## [DATA TO USE]
+ + + + +

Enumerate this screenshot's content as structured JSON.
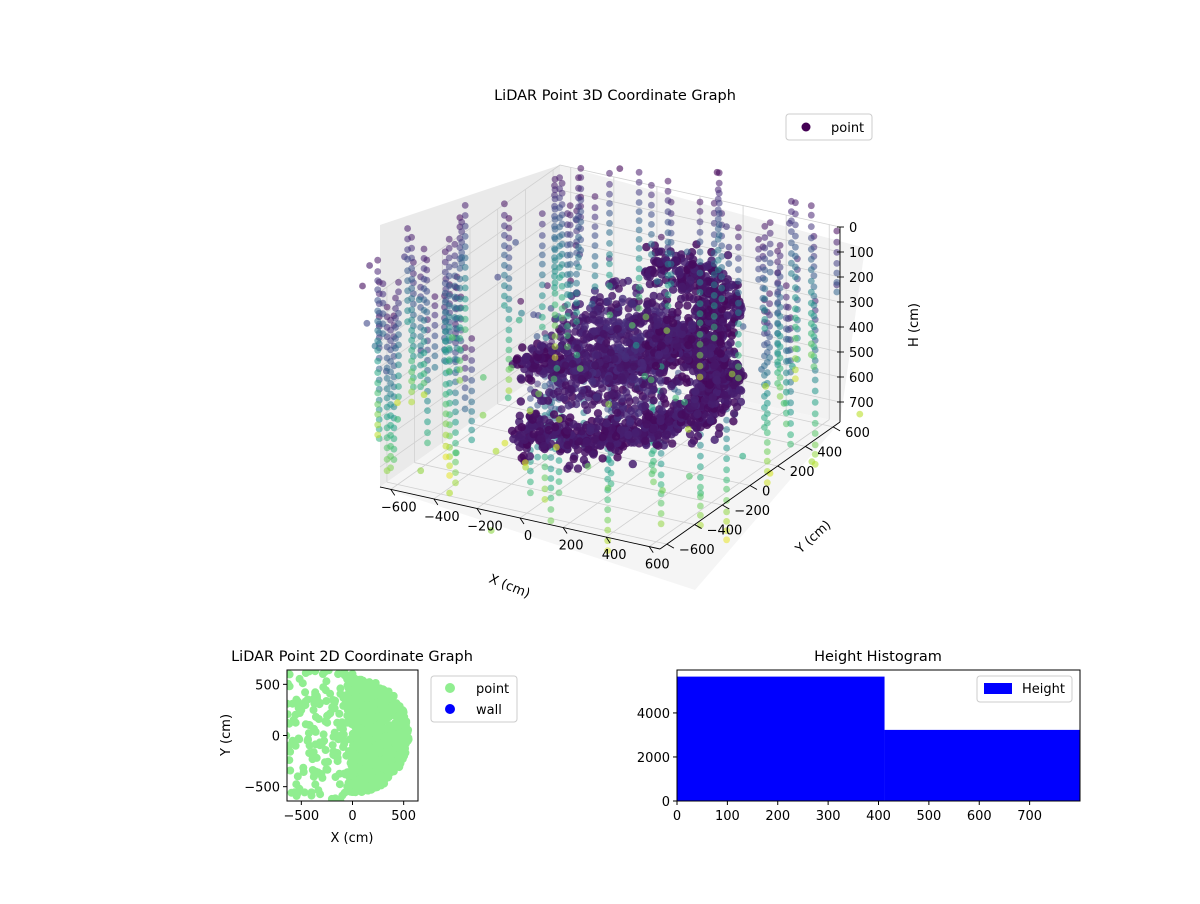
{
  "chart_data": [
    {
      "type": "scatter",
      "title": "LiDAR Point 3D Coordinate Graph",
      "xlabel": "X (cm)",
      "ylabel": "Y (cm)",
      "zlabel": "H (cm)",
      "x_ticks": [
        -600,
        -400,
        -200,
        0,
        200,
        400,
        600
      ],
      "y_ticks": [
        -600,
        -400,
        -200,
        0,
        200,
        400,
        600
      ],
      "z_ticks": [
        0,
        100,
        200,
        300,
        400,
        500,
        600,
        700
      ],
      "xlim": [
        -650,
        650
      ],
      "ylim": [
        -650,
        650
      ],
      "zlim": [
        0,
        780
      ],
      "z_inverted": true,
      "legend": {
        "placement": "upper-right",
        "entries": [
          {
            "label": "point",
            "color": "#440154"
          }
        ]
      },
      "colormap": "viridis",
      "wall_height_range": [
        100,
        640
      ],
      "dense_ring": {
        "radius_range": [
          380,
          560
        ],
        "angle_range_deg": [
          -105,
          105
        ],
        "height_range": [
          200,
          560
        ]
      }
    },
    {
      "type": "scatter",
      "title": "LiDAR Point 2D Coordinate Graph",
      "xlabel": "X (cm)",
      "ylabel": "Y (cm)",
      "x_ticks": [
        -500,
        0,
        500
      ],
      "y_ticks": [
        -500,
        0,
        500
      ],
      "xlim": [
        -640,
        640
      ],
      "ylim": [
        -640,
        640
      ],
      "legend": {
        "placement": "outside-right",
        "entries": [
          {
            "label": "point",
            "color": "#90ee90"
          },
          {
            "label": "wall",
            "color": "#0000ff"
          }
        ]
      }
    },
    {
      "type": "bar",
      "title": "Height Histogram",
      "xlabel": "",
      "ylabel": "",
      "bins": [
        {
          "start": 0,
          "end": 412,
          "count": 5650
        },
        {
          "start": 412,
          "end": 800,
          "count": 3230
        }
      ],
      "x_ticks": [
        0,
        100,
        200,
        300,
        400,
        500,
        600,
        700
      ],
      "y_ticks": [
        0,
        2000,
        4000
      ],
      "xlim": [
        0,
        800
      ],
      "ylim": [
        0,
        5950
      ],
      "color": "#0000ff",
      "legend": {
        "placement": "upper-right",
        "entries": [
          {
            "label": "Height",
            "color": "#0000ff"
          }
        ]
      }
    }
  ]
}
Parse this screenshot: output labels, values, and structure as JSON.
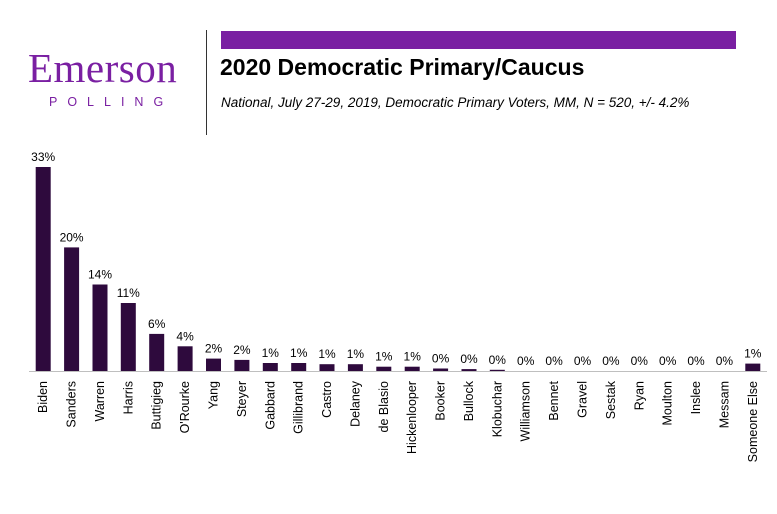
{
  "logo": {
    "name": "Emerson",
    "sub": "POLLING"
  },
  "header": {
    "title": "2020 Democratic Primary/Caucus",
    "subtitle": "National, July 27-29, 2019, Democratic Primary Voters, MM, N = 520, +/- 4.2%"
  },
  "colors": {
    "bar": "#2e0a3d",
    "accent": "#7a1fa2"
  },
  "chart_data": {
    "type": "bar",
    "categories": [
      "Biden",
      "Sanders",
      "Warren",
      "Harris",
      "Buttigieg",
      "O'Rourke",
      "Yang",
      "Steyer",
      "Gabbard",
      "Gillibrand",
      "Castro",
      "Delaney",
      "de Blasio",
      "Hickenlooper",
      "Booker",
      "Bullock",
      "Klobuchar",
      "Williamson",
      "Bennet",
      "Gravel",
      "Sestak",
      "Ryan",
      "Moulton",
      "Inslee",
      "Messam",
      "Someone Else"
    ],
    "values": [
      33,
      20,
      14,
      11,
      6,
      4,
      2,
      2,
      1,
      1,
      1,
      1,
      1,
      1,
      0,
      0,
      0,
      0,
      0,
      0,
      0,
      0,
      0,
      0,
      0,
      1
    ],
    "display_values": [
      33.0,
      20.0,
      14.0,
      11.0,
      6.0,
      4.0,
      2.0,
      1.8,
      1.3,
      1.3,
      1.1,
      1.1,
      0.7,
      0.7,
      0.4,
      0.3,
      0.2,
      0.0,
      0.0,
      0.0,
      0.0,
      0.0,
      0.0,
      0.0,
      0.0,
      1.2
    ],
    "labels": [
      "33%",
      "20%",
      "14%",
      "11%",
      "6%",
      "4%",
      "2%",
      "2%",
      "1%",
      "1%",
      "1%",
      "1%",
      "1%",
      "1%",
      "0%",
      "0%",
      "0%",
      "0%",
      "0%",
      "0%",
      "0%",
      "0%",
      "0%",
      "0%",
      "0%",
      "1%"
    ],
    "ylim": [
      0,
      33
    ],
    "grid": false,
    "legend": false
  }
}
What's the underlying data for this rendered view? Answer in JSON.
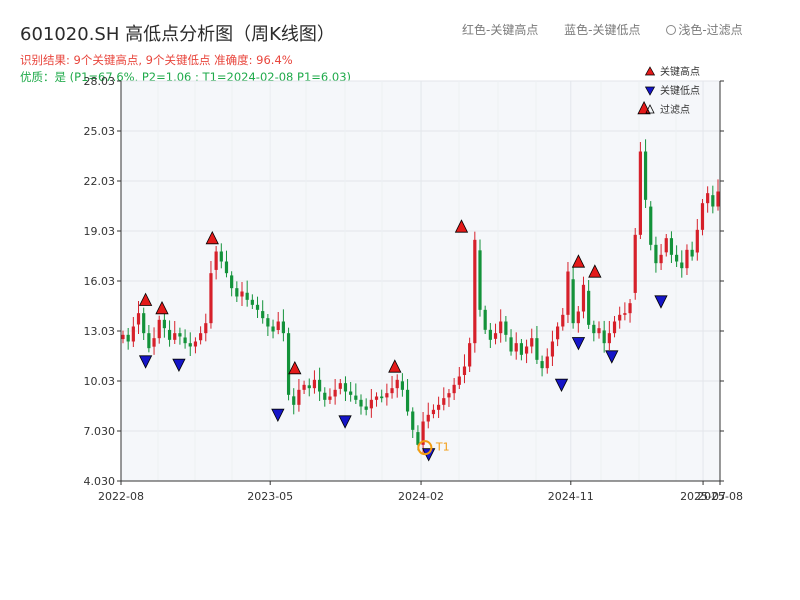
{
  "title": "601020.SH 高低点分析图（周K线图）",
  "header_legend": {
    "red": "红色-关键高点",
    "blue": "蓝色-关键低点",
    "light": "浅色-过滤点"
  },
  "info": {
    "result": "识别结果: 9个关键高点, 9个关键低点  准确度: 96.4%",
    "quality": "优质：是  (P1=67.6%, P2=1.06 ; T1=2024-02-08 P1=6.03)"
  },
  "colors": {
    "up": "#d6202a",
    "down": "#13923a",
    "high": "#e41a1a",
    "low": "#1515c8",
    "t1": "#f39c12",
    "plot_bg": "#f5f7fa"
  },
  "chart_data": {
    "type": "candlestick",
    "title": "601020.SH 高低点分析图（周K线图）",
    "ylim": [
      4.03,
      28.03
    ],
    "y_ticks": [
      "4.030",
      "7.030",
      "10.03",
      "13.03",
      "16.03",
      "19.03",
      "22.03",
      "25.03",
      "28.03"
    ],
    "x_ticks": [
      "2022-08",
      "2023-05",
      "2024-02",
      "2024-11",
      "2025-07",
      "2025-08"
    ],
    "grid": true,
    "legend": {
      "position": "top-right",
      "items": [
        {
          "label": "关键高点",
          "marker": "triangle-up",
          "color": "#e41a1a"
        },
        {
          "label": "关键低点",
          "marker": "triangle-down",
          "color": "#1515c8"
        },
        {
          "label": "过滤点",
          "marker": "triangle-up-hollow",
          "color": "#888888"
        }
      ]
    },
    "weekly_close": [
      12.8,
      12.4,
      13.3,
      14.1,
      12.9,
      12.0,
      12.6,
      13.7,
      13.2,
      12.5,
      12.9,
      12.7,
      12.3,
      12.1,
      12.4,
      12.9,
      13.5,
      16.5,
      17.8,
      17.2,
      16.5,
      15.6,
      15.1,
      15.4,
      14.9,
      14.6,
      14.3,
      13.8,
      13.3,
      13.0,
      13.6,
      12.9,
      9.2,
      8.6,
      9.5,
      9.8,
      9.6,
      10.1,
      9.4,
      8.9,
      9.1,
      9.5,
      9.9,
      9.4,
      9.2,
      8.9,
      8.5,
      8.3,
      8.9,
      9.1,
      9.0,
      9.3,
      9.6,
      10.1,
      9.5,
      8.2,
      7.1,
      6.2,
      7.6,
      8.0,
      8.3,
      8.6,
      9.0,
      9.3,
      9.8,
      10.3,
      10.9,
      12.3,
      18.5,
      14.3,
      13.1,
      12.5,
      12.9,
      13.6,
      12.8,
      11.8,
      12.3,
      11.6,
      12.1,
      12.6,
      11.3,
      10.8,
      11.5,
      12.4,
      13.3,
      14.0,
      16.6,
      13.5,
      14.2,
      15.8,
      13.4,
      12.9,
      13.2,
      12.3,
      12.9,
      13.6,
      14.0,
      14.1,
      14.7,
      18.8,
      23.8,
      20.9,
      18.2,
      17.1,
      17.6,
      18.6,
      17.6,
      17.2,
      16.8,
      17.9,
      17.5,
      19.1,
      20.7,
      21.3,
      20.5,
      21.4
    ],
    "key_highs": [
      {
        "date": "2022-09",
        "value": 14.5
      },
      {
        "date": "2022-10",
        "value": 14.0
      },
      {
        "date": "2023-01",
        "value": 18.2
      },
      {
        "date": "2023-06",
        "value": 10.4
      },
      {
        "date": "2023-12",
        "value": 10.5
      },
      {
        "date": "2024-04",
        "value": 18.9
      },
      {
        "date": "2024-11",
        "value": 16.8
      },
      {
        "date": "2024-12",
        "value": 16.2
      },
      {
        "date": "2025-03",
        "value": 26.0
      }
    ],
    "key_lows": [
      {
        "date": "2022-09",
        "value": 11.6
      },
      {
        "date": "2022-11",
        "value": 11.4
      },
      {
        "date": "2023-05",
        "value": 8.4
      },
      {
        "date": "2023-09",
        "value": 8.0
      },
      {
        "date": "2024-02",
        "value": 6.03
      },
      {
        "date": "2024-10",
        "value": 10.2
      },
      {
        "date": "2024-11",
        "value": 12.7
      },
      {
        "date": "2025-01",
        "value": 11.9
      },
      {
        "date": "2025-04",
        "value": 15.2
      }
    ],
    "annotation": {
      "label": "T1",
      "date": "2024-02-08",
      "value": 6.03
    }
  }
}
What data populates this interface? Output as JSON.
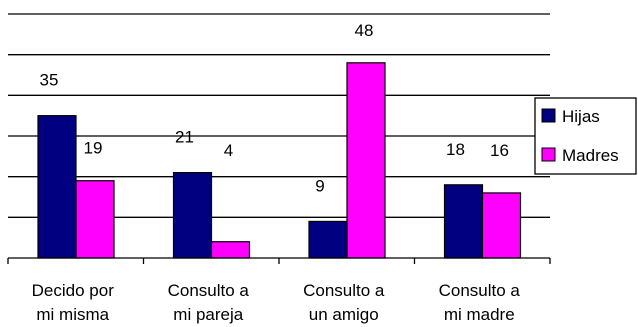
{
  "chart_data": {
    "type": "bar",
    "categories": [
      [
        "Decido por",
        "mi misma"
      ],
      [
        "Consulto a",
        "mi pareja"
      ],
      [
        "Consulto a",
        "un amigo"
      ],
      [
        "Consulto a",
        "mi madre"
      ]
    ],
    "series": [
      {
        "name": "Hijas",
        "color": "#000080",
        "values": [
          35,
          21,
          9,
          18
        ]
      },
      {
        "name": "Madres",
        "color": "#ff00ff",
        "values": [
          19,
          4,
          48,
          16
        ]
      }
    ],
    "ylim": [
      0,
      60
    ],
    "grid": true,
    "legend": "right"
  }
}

+ + + + +

## [TASK DESCRIPTION]
Which lines hold the string "Democratic"? List them all.

## [WORKED ANSWER]
    "title": "2020 Democratic Primary/Caucus",
    "subtitle": "National, July 27-29, 2019, Democratic Primary Voters, MM, N = 520, +/- 4.2%"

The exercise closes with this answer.